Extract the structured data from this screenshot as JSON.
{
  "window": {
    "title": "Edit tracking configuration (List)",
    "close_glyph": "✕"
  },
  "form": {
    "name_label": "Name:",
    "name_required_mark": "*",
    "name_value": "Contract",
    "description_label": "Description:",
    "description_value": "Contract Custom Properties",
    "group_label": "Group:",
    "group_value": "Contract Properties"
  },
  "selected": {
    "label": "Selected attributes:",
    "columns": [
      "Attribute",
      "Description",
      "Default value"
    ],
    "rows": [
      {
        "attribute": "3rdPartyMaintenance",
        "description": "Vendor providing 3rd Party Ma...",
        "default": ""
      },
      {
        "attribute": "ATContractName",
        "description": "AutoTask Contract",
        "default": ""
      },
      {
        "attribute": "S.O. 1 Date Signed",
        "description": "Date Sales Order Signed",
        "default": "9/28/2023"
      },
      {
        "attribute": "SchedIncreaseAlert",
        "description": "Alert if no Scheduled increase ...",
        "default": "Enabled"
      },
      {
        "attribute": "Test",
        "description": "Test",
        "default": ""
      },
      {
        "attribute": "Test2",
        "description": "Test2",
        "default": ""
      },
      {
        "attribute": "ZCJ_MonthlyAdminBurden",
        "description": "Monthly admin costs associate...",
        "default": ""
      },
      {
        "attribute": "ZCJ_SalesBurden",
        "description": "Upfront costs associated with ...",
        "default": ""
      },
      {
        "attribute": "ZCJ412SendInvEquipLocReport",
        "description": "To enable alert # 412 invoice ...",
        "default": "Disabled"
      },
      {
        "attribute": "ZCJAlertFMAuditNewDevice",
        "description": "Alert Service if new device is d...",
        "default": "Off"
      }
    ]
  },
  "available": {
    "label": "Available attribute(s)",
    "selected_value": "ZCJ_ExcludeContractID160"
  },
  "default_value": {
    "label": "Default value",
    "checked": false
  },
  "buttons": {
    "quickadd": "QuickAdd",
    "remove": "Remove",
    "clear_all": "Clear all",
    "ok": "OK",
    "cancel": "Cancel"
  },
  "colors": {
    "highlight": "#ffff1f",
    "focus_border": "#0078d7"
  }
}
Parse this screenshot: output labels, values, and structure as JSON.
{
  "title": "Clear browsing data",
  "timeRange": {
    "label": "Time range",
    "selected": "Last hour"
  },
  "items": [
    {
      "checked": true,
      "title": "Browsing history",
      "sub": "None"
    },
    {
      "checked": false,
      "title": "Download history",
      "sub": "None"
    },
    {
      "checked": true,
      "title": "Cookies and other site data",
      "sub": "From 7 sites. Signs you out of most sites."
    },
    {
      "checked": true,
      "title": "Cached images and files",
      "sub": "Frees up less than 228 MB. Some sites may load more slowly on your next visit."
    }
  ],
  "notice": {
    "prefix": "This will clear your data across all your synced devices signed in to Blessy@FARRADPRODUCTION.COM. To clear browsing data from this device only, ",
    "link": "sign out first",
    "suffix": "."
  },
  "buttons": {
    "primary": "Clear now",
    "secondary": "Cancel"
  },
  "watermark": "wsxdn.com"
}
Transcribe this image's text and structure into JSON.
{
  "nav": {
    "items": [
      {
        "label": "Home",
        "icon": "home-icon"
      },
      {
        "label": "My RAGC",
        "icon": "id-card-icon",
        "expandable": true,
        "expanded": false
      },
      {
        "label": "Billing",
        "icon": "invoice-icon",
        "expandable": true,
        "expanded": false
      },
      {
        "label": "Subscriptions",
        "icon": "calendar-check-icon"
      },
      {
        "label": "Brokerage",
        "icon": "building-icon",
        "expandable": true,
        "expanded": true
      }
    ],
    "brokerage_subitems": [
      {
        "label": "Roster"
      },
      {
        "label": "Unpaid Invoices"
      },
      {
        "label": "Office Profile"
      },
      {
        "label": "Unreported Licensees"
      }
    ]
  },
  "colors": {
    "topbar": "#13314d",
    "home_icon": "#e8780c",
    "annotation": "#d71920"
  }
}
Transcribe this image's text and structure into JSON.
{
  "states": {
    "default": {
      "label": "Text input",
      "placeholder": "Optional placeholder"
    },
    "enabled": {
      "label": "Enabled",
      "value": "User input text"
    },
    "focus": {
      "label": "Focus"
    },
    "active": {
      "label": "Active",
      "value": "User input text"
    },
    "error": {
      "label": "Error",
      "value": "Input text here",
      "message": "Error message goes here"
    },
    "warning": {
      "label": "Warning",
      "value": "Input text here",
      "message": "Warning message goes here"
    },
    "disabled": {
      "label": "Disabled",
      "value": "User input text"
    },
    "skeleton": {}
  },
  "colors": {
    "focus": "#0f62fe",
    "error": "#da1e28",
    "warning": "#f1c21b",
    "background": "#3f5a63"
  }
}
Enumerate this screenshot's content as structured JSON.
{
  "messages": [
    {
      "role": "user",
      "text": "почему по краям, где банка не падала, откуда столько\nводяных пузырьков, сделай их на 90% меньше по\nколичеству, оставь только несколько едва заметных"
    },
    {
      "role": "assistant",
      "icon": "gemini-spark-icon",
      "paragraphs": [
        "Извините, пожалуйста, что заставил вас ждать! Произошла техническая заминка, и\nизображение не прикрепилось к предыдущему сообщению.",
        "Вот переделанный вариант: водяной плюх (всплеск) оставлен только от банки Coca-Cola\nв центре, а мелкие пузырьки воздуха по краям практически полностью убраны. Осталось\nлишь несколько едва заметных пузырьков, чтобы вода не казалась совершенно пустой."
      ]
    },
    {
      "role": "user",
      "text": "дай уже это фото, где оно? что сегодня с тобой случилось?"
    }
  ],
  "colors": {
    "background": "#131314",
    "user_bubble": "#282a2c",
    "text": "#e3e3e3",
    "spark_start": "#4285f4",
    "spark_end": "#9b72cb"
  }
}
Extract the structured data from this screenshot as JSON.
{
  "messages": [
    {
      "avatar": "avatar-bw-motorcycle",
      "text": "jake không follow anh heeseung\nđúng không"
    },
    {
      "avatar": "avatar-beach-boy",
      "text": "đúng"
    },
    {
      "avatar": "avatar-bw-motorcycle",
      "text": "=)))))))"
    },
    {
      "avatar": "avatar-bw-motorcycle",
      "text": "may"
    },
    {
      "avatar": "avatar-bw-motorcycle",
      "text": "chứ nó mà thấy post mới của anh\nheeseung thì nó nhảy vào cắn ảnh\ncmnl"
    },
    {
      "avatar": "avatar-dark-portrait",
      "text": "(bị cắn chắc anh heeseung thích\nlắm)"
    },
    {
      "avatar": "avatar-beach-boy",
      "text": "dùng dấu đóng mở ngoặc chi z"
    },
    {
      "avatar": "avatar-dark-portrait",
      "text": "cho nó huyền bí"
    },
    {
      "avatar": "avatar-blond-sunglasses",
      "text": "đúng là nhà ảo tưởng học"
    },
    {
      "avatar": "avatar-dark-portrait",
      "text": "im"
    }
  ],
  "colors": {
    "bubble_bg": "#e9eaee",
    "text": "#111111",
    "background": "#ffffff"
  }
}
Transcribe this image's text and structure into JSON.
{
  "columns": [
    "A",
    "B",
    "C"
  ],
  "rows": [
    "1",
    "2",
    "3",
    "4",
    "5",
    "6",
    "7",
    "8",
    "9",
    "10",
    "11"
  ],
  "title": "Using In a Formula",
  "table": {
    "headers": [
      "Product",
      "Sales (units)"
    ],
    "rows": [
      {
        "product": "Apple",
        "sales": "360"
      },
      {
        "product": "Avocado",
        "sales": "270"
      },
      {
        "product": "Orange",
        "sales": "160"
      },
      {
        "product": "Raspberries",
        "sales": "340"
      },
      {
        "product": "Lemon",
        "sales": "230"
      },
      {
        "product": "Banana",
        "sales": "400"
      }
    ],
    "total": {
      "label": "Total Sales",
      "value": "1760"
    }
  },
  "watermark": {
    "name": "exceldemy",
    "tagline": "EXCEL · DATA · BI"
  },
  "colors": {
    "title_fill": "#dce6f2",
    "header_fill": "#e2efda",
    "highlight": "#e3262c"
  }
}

CHALLENGE:
Only the number is wanted: how many lines of the material above include the word "highlight"?

TASK ANSWER:
2